Given request:
Take from the listing each line that has the string "TIECB".

-- start Data provided --

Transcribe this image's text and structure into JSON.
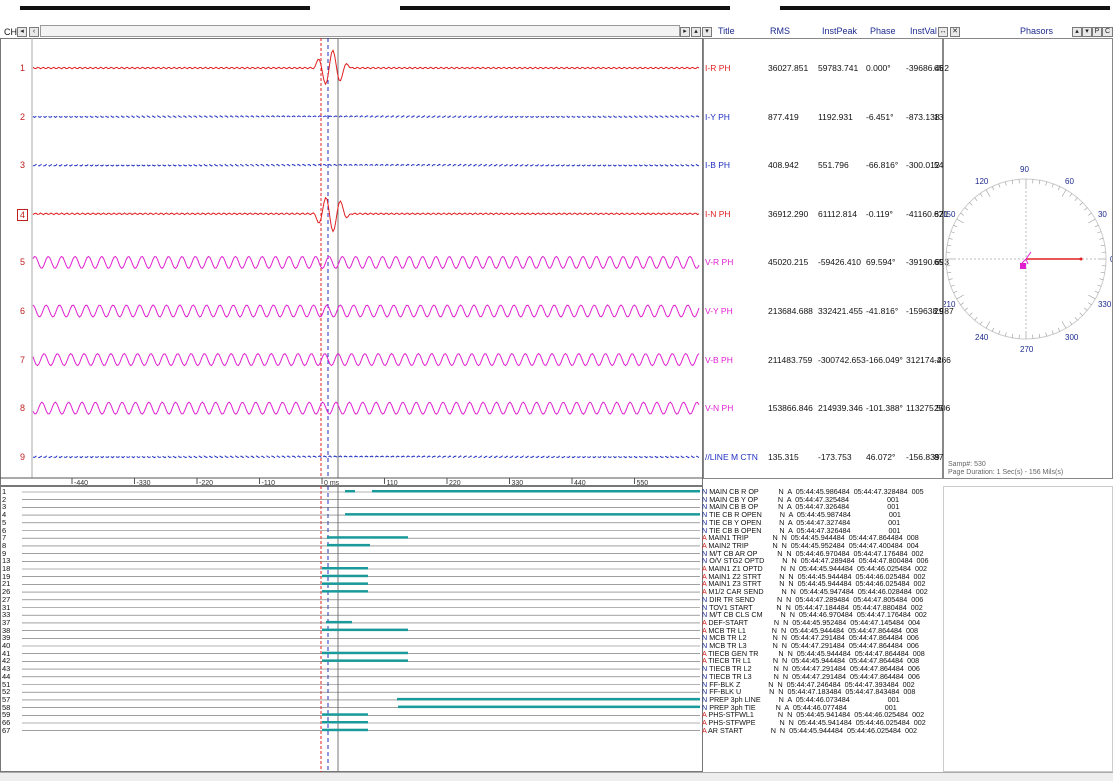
{
  "toolbar": {
    "ch_label": "CH"
  },
  "table": {
    "headers": [
      "Title",
      "RMS",
      "InstPeak",
      "Phase",
      "InstVal"
    ],
    "rows": [
      {
        "num": "1",
        "title": "I-R PH",
        "rms": "36027.851",
        "peak": "59783.741",
        "phase": "0.000°",
        "inst": "-39686.462",
        "extra": "65",
        "color": "#e02020"
      },
      {
        "num": "2",
        "title": "I-Y PH",
        "rms": "877.419",
        "peak": "1192.931",
        "phase": "-6.451°",
        "inst": "-873.138",
        "extra": "13",
        "color": "#2030c0"
      },
      {
        "num": "3",
        "title": "I-B PH",
        "rms": "408.942",
        "peak": "551.796",
        "phase": "-66.816°",
        "inst": "-300.012",
        "extra": "54",
        "color": "#2030c0"
      },
      {
        "num": "4",
        "title": "I-N PH",
        "rms": "36912.290",
        "peak": "61112.814",
        "phase": "-0.119°",
        "inst": "-41160.821",
        "extra": "67",
        "color": "#e02020"
      },
      {
        "num": "5",
        "title": "V-R PH",
        "rms": "45020.215",
        "peak": "-59426.410",
        "phase": "69.594°",
        "inst": "-39190.693",
        "extra": "65",
        "color": "#e020d0"
      },
      {
        "num": "6",
        "title": "V-Y PH",
        "rms": "213684.688",
        "peak": "332421.455",
        "phase": "-41.816°",
        "inst": "-159638.987",
        "extra": "29",
        "color": "#e020d0"
      },
      {
        "num": "7",
        "title": "V-B PH",
        "rms": "211483.759",
        "peak": "-300742.653",
        "phase": "-166.049°",
        "inst": "312174.466",
        "extra": "-2",
        "color": "#e020d0"
      },
      {
        "num": "8",
        "title": "V-N PH",
        "rms": "153866.846",
        "peak": "214939.346",
        "phase": "-101.388°",
        "inst": "113275.506",
        "extra": "25",
        "color": "#e020d0"
      },
      {
        "num": "9",
        "title": "//LINE M CTN",
        "rms": "135.315",
        "peak": "-173.753",
        "phase": "46.072°",
        "inst": "-156.839",
        "extra": "87",
        "color": "#2030c0"
      }
    ]
  },
  "phasors": {
    "title": "Phasors",
    "angles": [
      "90",
      "60",
      "30",
      "0",
      "330",
      "300",
      "270",
      "240",
      "210",
      "180",
      "150",
      "120"
    ],
    "samp": "Samp#: 530",
    "duration": "Page Duration: 1 Sec(s) - 156 Mils(s)"
  },
  "time_axis": {
    "labels": [
      "-440",
      "-330",
      "-220",
      "-110",
      "0 ms",
      "110",
      "220",
      "330",
      "440",
      "550"
    ]
  },
  "digital": {
    "nums": [
      "1",
      "2",
      "3",
      "4",
      "5",
      "6",
      "7",
      "8",
      "9",
      "13",
      "18",
      "19",
      "21",
      "26",
      "27",
      "31",
      "33",
      "37",
      "38",
      "39",
      "40",
      "41",
      "42",
      "43",
      "44",
      "51",
      "52",
      "57",
      "58",
      "59",
      "66",
      "67"
    ],
    "rows": [
      {
        "t": "N MAIN CB R OP",
        "a": "N  A",
        "s": "05:44:45.986484",
        "e": "05:44:47.328484",
        "c": "005"
      },
      {
        "t": "N MAIN CB Y OP",
        "a": "N  A",
        "s": "05:44:47.325484",
        "e": "",
        "c": "001"
      },
      {
        "t": "N MAIN CB B OP",
        "a": "N  A",
        "s": "05:44:47.326484",
        "e": "",
        "c": "001"
      },
      {
        "t": "N TIE CB R OPEN",
        "a": "N  A",
        "s": "05:44:45.987484",
        "e": "",
        "c": "001"
      },
      {
        "t": "N TIE CB Y OPEN",
        "a": "N  A",
        "s": "05:44:47.327484",
        "e": "",
        "c": "001"
      },
      {
        "t": "N TIE CB B OPEN",
        "a": "N  A",
        "s": "05:44:47.326484",
        "e": "",
        "c": "001"
      },
      {
        "t": "A MAIN1 TRIP",
        "a": "N  N",
        "s": "05:44:45.944484",
        "e": "05:44:47.864484",
        "c": "008"
      },
      {
        "t": "A MAIN2 TRIP",
        "a": "N  N",
        "s": "05:44:45.952484",
        "e": "05:44:47.400484",
        "c": "004"
      },
      {
        "t": "N M/T CB AR OP",
        "a": "N  N",
        "s": "05:44:46.970484",
        "e": "05:44:47.176484",
        "c": "002"
      },
      {
        "t": "N O/V STG2 OPTD",
        "a": "N  N",
        "s": "05:44:47.289484",
        "e": "05:44:47.800484",
        "c": "006"
      },
      {
        "t": "A MAIN1 Z1 OPTD",
        "a": "N  N",
        "s": "05:44:45.944484",
        "e": "05:44:46.025484",
        "c": "002"
      },
      {
        "t": "A MAIN1 Z2 STRT",
        "a": "N  N",
        "s": "05:44:45.944484",
        "e": "05:44:46.025484",
        "c": "002"
      },
      {
        "t": "A MAIN1 Z3 STRT",
        "a": "N  N",
        "s": "05:44:45.944484",
        "e": "05:44:46.025484",
        "c": "002"
      },
      {
        "t": "A M1/2 CAR SEND",
        "a": "N  N",
        "s": "05:44:45.947484",
        "e": "05:44:46.028484",
        "c": "002"
      },
      {
        "t": "N DIR TR SEND",
        "a": "N  N",
        "s": "05:44:47.289484",
        "e": "05:44:47.805484",
        "c": "006"
      },
      {
        "t": "N TOV1 START",
        "a": "N  N",
        "s": "05:44:47.184484",
        "e": "05:44:47.880484",
        "c": "002"
      },
      {
        "t": "N M/T CB CLS CM",
        "a": "N  N",
        "s": "05:44:46.970484",
        "e": "05:44:47.176484",
        "c": "002"
      },
      {
        "t": "A DEF-START",
        "a": "N  N",
        "s": "05:44:45.952484",
        "e": "05:44:47.145484",
        "c": "004"
      },
      {
        "t": "A MCB TR L1",
        "a": "N  N",
        "s": "05:44:45.944484",
        "e": "05:44:47.864484",
        "c": "008"
      },
      {
        "t": "N MCB TR L2",
        "a": "N  N",
        "s": "05:44:47.291484",
        "e": "05:44:47.864484",
        "c": "006"
      },
      {
        "t": "N MCB TR L3",
        "a": "N  N",
        "s": "05:44:47.291484",
        "e": "05:44:47.864484",
        "c": "006"
      },
      {
        "t": "A TIECB GEN TR",
        "a": "N  N",
        "s": "05:44:45.944484",
        "e": "05:44:47.864484",
        "c": "008"
      },
      {
        "t": "A TIECB TR L1",
        "a": "N  N",
        "s": "05:44:45.944484",
        "e": "05:44:47.864484",
        "c": "008"
      },
      {
        "t": "N TIECB TR L2",
        "a": "N  N",
        "s": "05:44:47.291484",
        "e": "05:44:47.864484",
        "c": "006"
      },
      {
        "t": "N TIECB TR L3",
        "a": "N  N",
        "s": "05:44:47.291484",
        "e": "05:44:47.864484",
        "c": "006"
      },
      {
        "t": "N FF-BLK Z",
        "a": "N  N",
        "s": "05:44:47.246484",
        "e": "05:44:47.393484",
        "c": "002"
      },
      {
        "t": "N FF-BLK U",
        "a": "N  N",
        "s": "05:44:47.183484",
        "e": "05:44:47.843484",
        "c": "008"
      },
      {
        "t": "N PREP 3ph LINE",
        "a": "N  A",
        "s": "05:44:46.073484",
        "e": "",
        "c": "001"
      },
      {
        "t": "N PREP 3ph TIE",
        "a": "N  A",
        "s": "05:44:46.077484",
        "e": "",
        "c": "001"
      },
      {
        "t": "A PHS-STFWL1",
        "a": "N  N",
        "s": "05:44:45.941484",
        "e": "05:44:46.025484",
        "c": "002"
      },
      {
        "t": "A PHS-STFWPE",
        "a": "N  N",
        "s": "05:44:45.941484",
        "e": "05:44:46.025484",
        "c": "002"
      },
      {
        "t": "A AR START",
        "a": "N  N",
        "s": "05:44:45.944484",
        "e": "05:44:46.025484",
        "c": "002"
      }
    ]
  },
  "colors": {
    "red": "#e02020",
    "blue": "#2030c0",
    "magenta": "#e020d0",
    "teal": "#1a9a9a",
    "header": "#1e2b8f"
  }
}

-- end Data provided --

The reply:
        "t": "A TIECB GEN TR",
        "t": "A TIECB TR L1",
        "t": "N TIECB TR L2",
        "t": "N TIECB TR L3",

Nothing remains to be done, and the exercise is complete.